_Exercise directions_:
Copy each line of the data below with the word "Quadrant".

________________________________________

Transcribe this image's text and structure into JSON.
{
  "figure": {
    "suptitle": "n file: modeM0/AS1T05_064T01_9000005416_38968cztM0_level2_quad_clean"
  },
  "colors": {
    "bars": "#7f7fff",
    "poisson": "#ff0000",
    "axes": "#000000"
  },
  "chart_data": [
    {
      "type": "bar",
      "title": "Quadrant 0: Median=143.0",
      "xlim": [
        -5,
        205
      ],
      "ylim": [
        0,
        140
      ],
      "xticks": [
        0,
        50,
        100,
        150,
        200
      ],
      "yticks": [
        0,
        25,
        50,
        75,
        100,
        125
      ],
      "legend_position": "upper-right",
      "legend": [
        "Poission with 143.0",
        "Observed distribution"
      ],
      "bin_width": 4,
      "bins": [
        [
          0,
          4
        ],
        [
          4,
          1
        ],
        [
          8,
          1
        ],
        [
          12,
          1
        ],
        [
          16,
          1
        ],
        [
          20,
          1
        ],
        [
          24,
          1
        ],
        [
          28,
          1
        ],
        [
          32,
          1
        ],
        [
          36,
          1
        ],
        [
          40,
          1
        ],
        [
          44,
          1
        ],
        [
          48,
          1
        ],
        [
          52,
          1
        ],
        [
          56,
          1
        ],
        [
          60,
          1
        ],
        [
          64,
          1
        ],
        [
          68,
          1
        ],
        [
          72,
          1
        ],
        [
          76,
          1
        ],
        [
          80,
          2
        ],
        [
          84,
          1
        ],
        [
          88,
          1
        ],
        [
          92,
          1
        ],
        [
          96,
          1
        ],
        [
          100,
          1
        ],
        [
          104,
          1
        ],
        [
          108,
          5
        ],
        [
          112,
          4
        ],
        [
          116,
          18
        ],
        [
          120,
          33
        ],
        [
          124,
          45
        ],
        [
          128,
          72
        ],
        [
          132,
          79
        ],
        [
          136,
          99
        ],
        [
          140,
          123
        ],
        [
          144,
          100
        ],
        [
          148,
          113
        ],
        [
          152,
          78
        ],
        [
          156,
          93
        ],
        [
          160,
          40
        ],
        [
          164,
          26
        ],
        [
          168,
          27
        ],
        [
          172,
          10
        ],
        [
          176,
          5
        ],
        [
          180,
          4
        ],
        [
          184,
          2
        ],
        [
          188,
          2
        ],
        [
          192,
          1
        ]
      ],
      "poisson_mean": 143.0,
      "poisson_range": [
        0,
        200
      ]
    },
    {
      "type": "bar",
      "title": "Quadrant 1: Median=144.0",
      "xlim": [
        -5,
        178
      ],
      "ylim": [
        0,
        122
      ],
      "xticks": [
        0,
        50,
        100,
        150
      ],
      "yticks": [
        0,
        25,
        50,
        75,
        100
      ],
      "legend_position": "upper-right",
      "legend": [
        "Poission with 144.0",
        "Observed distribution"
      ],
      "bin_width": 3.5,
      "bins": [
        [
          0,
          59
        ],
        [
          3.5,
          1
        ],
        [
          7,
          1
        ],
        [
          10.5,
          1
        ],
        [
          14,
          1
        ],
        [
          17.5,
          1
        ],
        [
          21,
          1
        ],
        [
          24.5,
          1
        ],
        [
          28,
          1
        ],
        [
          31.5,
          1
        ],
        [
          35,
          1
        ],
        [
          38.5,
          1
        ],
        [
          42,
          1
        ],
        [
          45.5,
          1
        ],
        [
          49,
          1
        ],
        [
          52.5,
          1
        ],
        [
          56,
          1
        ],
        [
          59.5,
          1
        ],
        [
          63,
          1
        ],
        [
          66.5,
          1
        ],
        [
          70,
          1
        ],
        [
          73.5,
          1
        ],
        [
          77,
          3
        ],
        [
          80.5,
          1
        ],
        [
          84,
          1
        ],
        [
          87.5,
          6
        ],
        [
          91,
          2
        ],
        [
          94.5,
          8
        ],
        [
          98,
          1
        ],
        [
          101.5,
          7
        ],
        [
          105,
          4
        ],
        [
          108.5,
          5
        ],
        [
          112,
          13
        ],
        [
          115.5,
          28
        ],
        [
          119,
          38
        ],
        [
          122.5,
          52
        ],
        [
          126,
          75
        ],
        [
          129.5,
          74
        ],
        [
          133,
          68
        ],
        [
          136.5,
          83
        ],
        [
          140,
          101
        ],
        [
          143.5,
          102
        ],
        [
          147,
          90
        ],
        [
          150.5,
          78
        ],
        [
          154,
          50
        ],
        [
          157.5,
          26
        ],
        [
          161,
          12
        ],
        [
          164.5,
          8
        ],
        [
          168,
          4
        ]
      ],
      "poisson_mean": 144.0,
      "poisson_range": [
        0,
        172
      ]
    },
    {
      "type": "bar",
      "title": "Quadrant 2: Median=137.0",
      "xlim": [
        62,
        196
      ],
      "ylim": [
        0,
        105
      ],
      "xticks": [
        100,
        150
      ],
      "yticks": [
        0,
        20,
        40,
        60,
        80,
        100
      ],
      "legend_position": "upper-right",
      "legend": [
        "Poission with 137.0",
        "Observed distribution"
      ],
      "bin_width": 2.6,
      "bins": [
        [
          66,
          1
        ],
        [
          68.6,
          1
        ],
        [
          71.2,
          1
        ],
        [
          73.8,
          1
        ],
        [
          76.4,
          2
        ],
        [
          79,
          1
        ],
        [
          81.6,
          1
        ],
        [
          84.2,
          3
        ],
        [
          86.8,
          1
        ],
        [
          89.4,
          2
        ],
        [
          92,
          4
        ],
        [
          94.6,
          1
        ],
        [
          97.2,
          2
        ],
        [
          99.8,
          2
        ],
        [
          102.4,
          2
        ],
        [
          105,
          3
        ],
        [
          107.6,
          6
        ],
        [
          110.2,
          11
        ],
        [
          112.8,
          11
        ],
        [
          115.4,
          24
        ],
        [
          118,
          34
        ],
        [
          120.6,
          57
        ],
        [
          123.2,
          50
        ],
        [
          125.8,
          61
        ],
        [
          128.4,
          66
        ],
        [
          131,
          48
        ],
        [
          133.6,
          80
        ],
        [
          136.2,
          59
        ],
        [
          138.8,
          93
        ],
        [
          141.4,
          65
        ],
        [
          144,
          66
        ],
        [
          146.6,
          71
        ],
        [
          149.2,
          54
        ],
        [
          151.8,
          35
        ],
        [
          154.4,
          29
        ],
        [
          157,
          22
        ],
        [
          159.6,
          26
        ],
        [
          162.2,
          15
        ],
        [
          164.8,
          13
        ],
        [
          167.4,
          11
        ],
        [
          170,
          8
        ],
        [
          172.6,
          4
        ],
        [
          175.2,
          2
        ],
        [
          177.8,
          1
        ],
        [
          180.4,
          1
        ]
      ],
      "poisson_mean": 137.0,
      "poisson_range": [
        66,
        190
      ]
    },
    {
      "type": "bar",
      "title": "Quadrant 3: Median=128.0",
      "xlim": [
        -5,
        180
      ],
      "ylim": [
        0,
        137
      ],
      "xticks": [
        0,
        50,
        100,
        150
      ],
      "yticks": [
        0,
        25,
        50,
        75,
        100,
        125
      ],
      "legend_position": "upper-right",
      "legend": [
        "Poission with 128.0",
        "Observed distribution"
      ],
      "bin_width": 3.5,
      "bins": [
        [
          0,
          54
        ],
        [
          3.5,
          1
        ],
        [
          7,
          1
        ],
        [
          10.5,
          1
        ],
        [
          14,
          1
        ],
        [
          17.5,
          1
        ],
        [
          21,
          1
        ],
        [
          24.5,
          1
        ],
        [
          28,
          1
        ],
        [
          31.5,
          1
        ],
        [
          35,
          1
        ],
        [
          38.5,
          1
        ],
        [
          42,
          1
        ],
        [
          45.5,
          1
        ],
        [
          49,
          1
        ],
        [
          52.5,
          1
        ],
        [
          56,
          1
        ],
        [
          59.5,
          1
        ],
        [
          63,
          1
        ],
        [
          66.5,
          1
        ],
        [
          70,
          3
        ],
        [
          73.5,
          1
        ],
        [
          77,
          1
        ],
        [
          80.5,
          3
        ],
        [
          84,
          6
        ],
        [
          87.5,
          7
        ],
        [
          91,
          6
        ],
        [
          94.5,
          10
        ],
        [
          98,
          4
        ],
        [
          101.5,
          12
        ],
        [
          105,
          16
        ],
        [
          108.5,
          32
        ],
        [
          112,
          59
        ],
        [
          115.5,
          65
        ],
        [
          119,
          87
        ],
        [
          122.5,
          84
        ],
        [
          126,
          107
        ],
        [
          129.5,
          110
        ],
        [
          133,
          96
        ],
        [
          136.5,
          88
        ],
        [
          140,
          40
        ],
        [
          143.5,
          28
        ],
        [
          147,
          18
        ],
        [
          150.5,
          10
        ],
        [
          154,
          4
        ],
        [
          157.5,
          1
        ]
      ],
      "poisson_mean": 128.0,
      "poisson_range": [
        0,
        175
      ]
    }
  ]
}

________________________________________

_Task output_:
      "title": "Quadrant 0: Median=143.0",
      "title": "Quadrant 1: Median=144.0",
      "title": "Quadrant 2: Median=137.0",
      "title": "Quadrant 3: Median=128.0",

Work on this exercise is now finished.